----- TASK INPUTS

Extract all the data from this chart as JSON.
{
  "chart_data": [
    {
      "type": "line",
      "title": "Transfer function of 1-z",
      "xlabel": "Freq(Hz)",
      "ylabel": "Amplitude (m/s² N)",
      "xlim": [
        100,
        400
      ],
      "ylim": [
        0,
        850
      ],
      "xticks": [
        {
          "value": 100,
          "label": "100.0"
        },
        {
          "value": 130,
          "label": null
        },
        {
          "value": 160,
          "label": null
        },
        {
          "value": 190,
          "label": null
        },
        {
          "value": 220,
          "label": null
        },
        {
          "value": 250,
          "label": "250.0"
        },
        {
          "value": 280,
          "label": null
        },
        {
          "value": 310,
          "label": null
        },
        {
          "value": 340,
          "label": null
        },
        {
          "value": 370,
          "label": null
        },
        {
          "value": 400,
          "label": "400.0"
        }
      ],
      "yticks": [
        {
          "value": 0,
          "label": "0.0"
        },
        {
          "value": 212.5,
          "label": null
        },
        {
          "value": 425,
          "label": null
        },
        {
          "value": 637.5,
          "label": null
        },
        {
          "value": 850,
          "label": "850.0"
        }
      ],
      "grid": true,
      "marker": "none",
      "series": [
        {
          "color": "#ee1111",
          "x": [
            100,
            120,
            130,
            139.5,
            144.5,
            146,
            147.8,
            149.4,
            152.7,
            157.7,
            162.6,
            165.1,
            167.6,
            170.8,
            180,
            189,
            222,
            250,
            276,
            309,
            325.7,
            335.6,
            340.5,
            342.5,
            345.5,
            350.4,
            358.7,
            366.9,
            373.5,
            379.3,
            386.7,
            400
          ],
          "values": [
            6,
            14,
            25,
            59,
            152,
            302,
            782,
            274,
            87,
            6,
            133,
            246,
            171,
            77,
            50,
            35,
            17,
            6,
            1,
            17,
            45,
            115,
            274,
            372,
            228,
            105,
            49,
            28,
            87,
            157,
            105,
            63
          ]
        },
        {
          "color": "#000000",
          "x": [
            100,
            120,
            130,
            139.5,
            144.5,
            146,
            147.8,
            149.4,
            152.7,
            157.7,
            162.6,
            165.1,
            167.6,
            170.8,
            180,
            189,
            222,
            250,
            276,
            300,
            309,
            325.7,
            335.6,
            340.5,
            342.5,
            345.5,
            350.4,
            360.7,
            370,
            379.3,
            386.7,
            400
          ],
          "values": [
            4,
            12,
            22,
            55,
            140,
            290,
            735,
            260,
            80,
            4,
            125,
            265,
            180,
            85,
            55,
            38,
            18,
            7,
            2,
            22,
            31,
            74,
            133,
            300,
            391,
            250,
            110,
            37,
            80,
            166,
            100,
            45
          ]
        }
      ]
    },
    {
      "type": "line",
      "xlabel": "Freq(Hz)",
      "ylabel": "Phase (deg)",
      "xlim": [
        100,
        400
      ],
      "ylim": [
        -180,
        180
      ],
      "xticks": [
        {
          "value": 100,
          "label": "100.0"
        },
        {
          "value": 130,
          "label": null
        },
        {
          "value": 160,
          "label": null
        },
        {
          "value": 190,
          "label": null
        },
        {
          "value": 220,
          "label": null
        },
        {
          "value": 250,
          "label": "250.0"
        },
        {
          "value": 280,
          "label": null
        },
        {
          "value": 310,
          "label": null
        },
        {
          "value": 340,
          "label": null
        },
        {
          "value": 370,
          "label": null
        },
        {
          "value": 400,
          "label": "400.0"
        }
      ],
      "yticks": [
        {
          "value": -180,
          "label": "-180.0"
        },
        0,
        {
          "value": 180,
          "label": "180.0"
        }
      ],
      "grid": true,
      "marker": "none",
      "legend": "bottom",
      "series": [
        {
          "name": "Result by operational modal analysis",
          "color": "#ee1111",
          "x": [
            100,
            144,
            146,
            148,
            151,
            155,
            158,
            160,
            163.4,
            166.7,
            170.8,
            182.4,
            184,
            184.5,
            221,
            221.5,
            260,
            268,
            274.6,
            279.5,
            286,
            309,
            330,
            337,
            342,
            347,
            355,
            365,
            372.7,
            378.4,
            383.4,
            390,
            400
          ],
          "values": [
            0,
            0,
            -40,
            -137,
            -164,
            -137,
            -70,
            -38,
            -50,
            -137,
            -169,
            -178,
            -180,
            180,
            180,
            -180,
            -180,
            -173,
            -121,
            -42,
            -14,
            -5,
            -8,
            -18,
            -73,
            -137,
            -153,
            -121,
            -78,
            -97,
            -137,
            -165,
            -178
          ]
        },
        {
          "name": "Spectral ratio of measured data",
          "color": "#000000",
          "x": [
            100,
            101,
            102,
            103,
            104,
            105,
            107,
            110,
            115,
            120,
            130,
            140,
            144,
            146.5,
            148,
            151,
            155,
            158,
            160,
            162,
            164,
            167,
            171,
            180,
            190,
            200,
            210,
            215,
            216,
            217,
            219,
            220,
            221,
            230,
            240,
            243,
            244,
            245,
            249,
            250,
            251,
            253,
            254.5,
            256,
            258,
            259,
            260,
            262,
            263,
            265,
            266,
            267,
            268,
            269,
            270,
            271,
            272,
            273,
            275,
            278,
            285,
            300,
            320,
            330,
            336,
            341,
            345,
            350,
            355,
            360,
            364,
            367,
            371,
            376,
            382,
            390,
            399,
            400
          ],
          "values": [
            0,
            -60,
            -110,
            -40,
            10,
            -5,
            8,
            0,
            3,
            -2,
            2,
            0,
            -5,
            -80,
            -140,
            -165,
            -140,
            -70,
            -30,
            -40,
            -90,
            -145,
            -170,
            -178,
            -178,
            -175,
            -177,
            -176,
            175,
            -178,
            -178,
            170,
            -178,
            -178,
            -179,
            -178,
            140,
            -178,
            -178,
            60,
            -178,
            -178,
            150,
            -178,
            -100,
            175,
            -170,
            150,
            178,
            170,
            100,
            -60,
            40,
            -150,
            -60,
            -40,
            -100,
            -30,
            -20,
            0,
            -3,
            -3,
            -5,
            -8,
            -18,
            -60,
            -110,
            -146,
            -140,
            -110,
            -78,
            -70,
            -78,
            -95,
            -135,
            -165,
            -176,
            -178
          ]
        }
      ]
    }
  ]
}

----------

- WORK TO DO
Please set down each line of the records exactly as given.

- WRITTEN ANSWER
Extract all the data from this chart as JSON.
{
  "chart_data": [
    {
      "type": "line",
      "title": "Transfer function of 1-z",
      "xlabel": "Freq(Hz)",
      "ylabel": "Amplitude (m/s² N)",
      "xlim": [
        100,
        400
      ],
      "ylim": [
        0,
        850
      ],
      "xticks": [
        {
          "value": 100,
          "label": "100.0"
        },
        {
          "value": 130,
          "label": null
        },
        {
          "value": 160,
          "label": null
        },
        {
          "value": 190,
          "label": null
        },
        {
          "value": 220,
          "label": null
        },
        {
          "value": 250,
          "label": "250.0"
        },
        {
          "value": 280,
          "label": null
        },
        {
          "value": 310,
          "label": null
        },
        {
          "value": 340,
          "label": null
        },
        {
          "value": 370,
          "label": null
        },
        {
          "value": 400,
          "label": "400.0"
        }
      ],
      "yticks": [
        {
          "value": 0,
          "label": "0.0"
        },
        {
          "value": 212.5,
          "label": null
        },
        {
          "value": 425,
          "label": null
        },
        {
          "value": 637.5,
          "label": null
        },
        {
          "value": 850,
          "label": "850.0"
        }
      ],
      "grid": true,
      "marker": "none",
      "series": [
        {
          "color": "#ee1111",
          "x": [
            100,
            120,
            130,
            139.5,
            144.5,
            146,
            147.8,
            149.4,
            152.7,
            157.7,
            162.6,
            165.1,
            167.6,
            170.8,
            180,
            189,
            222,
            250,
            276,
            309,
            325.7,
            335.6,
            340.5,
            342.5,
            345.5,
            350.4,
            358.7,
            366.9,
            373.5,
            379.3,
            386.7,
            400
          ],
          "values": [
            6,
            14,
            25,
            59,
            152,
            302,
            782,
            274,
            87,
            6,
            133,
            246,
            171,
            77,
            50,
            35,
            17,
            6,
            1,
            17,
            45,
            115,
            274,
            372,
            228,
            105,
            49,
            28,
            87,
            157,
            105,
            63
          ]
        },
        {
          "color": "#000000",
          "x": [
            100,
            120,
            130,
            139.5,
            144.5,
            146,
            147.8,
            149.4,
            152.7,
            157.7,
            162.6,
            165.1,
            167.6,
            170.8,
            180,
            189,
            222,
            250,
            276,
            300,
            309,
            325.7,
            335.6,
            340.5,
            342.5,
            345.5,
            350.4,
            360.7,
            370,
            379.3,
            386.7,
            400
          ],
          "values": [
            4,
            12,
            22,
            55,
            140,
            290,
            735,
            260,
            80,
            4,
            125,
            265,
            180,
            85,
            55,
            38,
            18,
            7,
            2,
            22,
            31,
            74,
            133,
            300,
            391,
            250,
            110,
            37,
            80,
            166,
            100,
            45
          ]
        }
      ]
    },
    {
      "type": "line",
      "xlabel": "Freq(Hz)",
      "ylabel": "Phase (deg)",
      "xlim": [
        100,
        400
      ],
      "ylim": [
        -180,
        180
      ],
      "xticks": [
        {
          "value": 100,
          "label": "100.0"
        },
        {
          "value": 130,
          "label": null
        },
        {
          "value": 160,
          "label": null
        },
        {
          "value": 190,
          "label": null
        },
        {
          "value": 220,
          "label": null
        },
        {
          "value": 250,
          "label": "250.0"
        },
        {
          "value": 280,
          "label": null
        },
        {
          "value": 310,
          "label": null
        },
        {
          "value": 340,
          "label": null
        },
        {
          "value": 370,
          "label": null
        },
        {
          "value": 400,
          "label": "400.0"
        }
      ],
      "yticks": [
        {
          "value": -180,
          "label": "-180.0"
        },
        0,
        {
          "value": 180,
          "label": "180.0"
        }
      ],
      "grid": true,
      "marker": "none",
      "legend": "bottom",
      "series": [
        {
          "name": "Result by operational modal analysis",
          "color": "#ee1111",
          "x": [
            100,
            144,
            146,
            148,
            151,
            155,
            158,
            160,
            163.4,
            166.7,
            170.8,
            182.4,
            184,
            184.5,
            221,
            221.5,
            260,
            268,
            274.6,
            279.5,
            286,
            309,
            330,
            337,
            342,
            347,
            355,
            365,
            372.7,
            378.4,
            383.4,
            390,
            400
          ],
          "values": [
            0,
            0,
            -40,
            -137,
            -164,
            -137,
            -70,
            -38,
            -50,
            -137,
            -169,
            -178,
            -180,
            180,
            180,
            -180,
            -180,
            -173,
            -121,
            -42,
            -14,
            -5,
            -8,
            -18,
            -73,
            -137,
            -153,
            -121,
            -78,
            -97,
            -137,
            -165,
            -178
          ]
        },
        {
          "name": "Spectral ratio of measured data",
          "color": "#000000",
          "x": [
            100,
            101,
            102,
            103,
            104,
            105,
            107,
            110,
            115,
            120,
            130,
            140,
            144,
            146.5,
            148,
            151,
            155,
            158,
            160,
            162,
            164,
            167,
            171,
            180,
            190,
            200,
            210,
            215,
            216,
            217,
            219,
            220,
            221,
            230,
            240,
            243,
            244,
            245,
            249,
            250,
            251,
            253,
            254.5,
            256,
            258,
            259,
            260,
            262,
            263,
            265,
            266,
            267,
            268,
            269,
            270,
            271,
            272,
            273,
            275,
            278,
            285,
            300,
            320,
            330,
            336,
            341,
            345,
            350,
            355,
            360,
            364,
            367,
            371,
            376,
            382,
            390,
            399,
            400
          ],
          "values": [
            0,
            -60,
            -110,
            -40,
            10,
            -5,
            8,
            0,
            3,
            -2,
            2,
            0,
            -5,
            -80,
            -140,
            -165,
            -140,
            -70,
            -30,
            -40,
            -90,
            -145,
            -170,
            -178,
            -178,
            -175,
            -177,
            -176,
            175,
            -178,
            -178,
            170,
            -178,
            -178,
            -179,
            -178,
            140,
            -178,
            -178,
            60,
            -178,
            -178,
            150,
            -178,
            -100,
            175,
            -170,
            150,
            178,
            170,
            100,
            -60,
            40,
            -150,
            -60,
            -40,
            -100,
            -30,
            -20,
            0,
            -3,
            -3,
            -5,
            -8,
            -18,
            -60,
            -110,
            -146,
            -140,
            -110,
            -78,
            -70,
            -78,
            -95,
            -135,
            -165,
            -176,
            -178
          ]
        }
      ]
    }
  ]
}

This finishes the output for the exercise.